Input rows

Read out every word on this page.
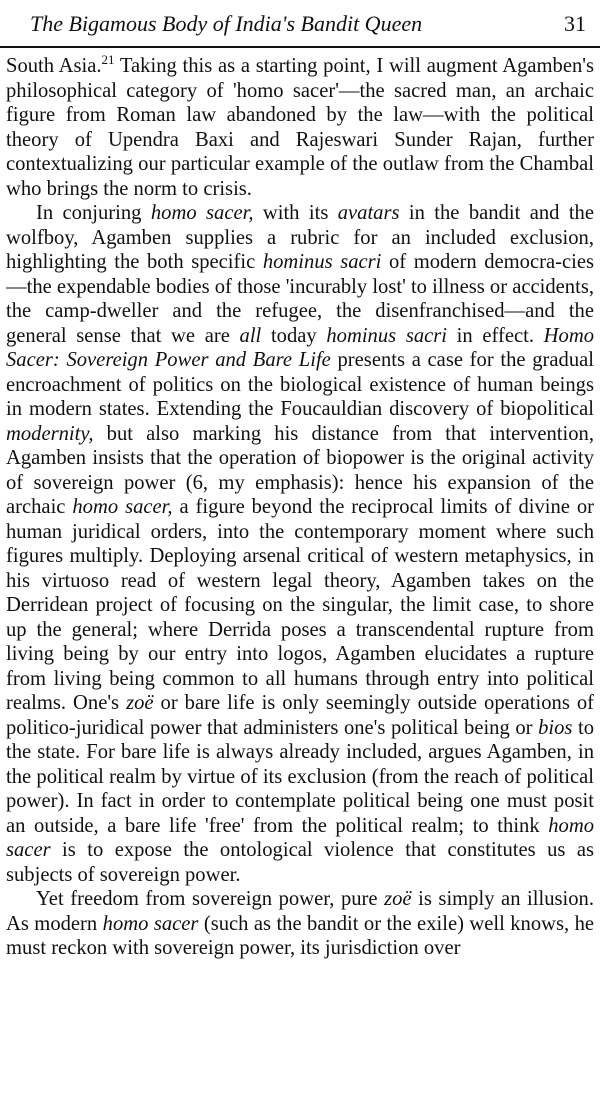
The Bigamous Body of India's Bandit Queen	31

South Asia.$^{21}$ Taking this as a starting point, I will augment Agamben's philosophical category of 'homo sacer'—the sacred man, an archaic figure from Roman law abandoned by the law—with the political theory of Upendra Baxi and Rajeswari Sunder Rajan, further contextualizing our particular example of the outlaw from the Chambal who brings the norm to crisis.

In conjuring homo sacer, with its avatars in the bandit and the wolfboy, Agamben supplies a rubric for an included exclusion, highlighting the both specific hominus sacri of modern democra-cies—the expendable bodies of those 'incurably lost' to illness or accidents, the camp-dweller and the refugee, the disenfranchised—and the general sense that we are all today hominus sacri in effect. Homo Sacer: Sovereign Power and Bare Life presents a case for the gradual encroachment of politics on the biological existence of human beings in modern states. Extending the Foucauldian discovery of biopolitical modernity, but also marking his distance from that intervention, Agamben insists that the operation of biopower is the original activity of sovereign power (6, my emphasis): hence his expansion of the archaic homo sacer, a figure beyond the reciprocal limits of divine or human juridical orders, into the contemporary moment where such figures multiply. Deploying arsenal critical of western metaphysics, in his virtuoso read of western legal theory, Agamben takes on the Derridean project of focusing on the singular, the limit case, to shore up the general; where Derrida poses a transcendental rupture from living being by our entry into logos, Agamben elucidates a rupture from living being common to all humans through entry into political realms. One's zoë or bare life is only seemingly outside operations of politico-juridical power that administers one's political being or bios to the state. For bare life is always already included, argues Agamben, in the political realm by virtue of its exclusion (from the reach of political power). In fact in order to contemplate political being one must posit an outside, a bare life 'free' from the political realm; to think homo sacer is to expose the ontological violence that constitutes us as subjects of sovereign power.

Yet freedom from sovereign power, pure zoë is simply an illusion. As modern homo sacer (such as the bandit or the exile) well knows, he must reckon with sovereign power, its jurisdiction over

Exercise prompt
Strip out the images, then output the records above word for word.

Full output
Read out every word on this page.
The Bigamous Body of India's Bandit Queen	31

South Asia.$^{21}$ Taking this as a starting point, I will augment Agamben's philosophical category of 'homo sacer'—the sacred man, an archaic figure from Roman law abandoned by the law—with the political theory of Upendra Baxi and Rajeswari Sunder Rajan, further contextualizing our particular example of the outlaw from the Chambal who brings the norm to crisis.

In conjuring homo sacer, with its avatars in the bandit and the wolfboy, Agamben supplies a rubric for an included exclusion, highlighting the both specific hominus sacri of modern democra-cies—the expendable bodies of those 'incurably lost' to illness or accidents, the camp-dweller and the refugee, the disenfranchised—and the general sense that we are all today hominus sacri in effect. Homo Sacer: Sovereign Power and Bare Life presents a case for the gradual encroachment of politics on the biological existence of human beings in modern states. Extending the Foucauldian discovery of biopolitical modernity, but also marking his distance from that intervention, Agamben insists that the operation of biopower is the original activity of sovereign power (6, my emphasis): hence his expansion of the archaic homo sacer, a figure beyond the reciprocal limits of divine or human juridical orders, into the contemporary moment where such figures multiply. Deploying arsenal critical of western metaphysics, in his virtuoso read of western legal theory, Agamben takes on the Derridean project of focusing on the singular, the limit case, to shore up the general; where Derrida poses a transcendental rupture from living being by our entry into logos, Agamben elucidates a rupture from living being common to all humans through entry into political realms. One's zoë or bare life is only seemingly outside operations of politico-juridical power that administers one's political being or bios to the state. For bare life is always already included, argues Agamben, in the political realm by virtue of its exclusion (from the reach of political power). In fact in order to contemplate political being one must posit an outside, a bare life 'free' from the political realm; to think homo sacer is to expose the ontological violence that constitutes us as subjects of sovereign power.

Yet freedom from sovereign power, pure zoë is simply an illusion. As modern homo sacer (such as the bandit or the exile) well knows, he must reckon with sovereign power, its jurisdiction over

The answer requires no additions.